YOUR INSTRUCTIONS — In the listing below, how many lines contain the word "this"? Please respond with the number only.

INPUT DATA —
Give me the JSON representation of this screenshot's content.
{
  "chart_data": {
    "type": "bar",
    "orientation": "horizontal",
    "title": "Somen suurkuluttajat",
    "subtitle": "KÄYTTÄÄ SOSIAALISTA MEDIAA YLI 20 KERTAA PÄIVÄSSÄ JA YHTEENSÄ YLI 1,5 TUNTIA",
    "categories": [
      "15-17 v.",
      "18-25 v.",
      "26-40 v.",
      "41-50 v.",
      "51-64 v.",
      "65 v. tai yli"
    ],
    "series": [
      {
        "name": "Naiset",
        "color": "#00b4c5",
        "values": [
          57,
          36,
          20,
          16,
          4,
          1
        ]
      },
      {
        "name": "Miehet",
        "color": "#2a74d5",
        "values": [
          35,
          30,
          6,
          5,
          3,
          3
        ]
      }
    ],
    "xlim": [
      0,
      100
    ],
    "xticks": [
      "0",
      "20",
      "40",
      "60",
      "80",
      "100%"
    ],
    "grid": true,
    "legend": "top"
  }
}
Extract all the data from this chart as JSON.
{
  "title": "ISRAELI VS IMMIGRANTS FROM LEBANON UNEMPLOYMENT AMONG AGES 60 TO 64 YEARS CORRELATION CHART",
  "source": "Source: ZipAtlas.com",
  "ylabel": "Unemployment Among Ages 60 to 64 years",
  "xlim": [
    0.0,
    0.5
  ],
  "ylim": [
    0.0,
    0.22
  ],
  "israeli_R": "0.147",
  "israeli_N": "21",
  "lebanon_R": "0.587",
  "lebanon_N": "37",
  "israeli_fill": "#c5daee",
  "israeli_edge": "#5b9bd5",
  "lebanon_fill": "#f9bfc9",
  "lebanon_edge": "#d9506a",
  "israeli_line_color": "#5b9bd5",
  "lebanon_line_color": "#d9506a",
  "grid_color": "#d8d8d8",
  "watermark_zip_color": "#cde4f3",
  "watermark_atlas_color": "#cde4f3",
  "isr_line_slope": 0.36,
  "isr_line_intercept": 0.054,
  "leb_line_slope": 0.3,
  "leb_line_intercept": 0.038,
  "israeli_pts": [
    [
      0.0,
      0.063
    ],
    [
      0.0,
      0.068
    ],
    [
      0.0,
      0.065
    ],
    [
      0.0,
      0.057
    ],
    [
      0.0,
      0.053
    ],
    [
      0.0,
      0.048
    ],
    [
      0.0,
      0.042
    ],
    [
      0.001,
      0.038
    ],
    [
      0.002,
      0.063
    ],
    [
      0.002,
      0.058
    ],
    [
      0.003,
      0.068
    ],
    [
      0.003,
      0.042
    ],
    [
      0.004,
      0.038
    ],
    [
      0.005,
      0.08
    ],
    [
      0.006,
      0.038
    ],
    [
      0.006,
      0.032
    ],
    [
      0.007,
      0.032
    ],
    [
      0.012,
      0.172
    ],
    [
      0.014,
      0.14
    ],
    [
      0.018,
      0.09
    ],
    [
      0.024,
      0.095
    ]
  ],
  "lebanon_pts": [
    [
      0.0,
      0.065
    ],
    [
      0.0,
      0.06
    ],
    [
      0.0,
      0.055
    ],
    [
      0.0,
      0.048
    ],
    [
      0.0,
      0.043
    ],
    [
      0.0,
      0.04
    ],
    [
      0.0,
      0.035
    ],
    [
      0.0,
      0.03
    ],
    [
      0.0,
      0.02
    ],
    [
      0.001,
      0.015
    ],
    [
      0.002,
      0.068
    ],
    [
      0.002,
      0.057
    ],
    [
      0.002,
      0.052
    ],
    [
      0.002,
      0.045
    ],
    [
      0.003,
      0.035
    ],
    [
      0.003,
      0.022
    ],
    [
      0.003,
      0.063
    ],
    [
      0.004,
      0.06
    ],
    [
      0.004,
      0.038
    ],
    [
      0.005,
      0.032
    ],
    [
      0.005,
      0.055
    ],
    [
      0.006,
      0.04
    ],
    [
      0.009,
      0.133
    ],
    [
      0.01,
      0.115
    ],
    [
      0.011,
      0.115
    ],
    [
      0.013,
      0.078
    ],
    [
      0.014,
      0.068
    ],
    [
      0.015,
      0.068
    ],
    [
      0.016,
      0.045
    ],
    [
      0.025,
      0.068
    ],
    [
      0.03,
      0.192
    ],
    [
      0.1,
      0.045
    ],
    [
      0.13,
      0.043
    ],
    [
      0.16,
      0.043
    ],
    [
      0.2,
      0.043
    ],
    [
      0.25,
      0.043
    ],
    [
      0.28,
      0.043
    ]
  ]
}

WRITTEN SOLUTION — 2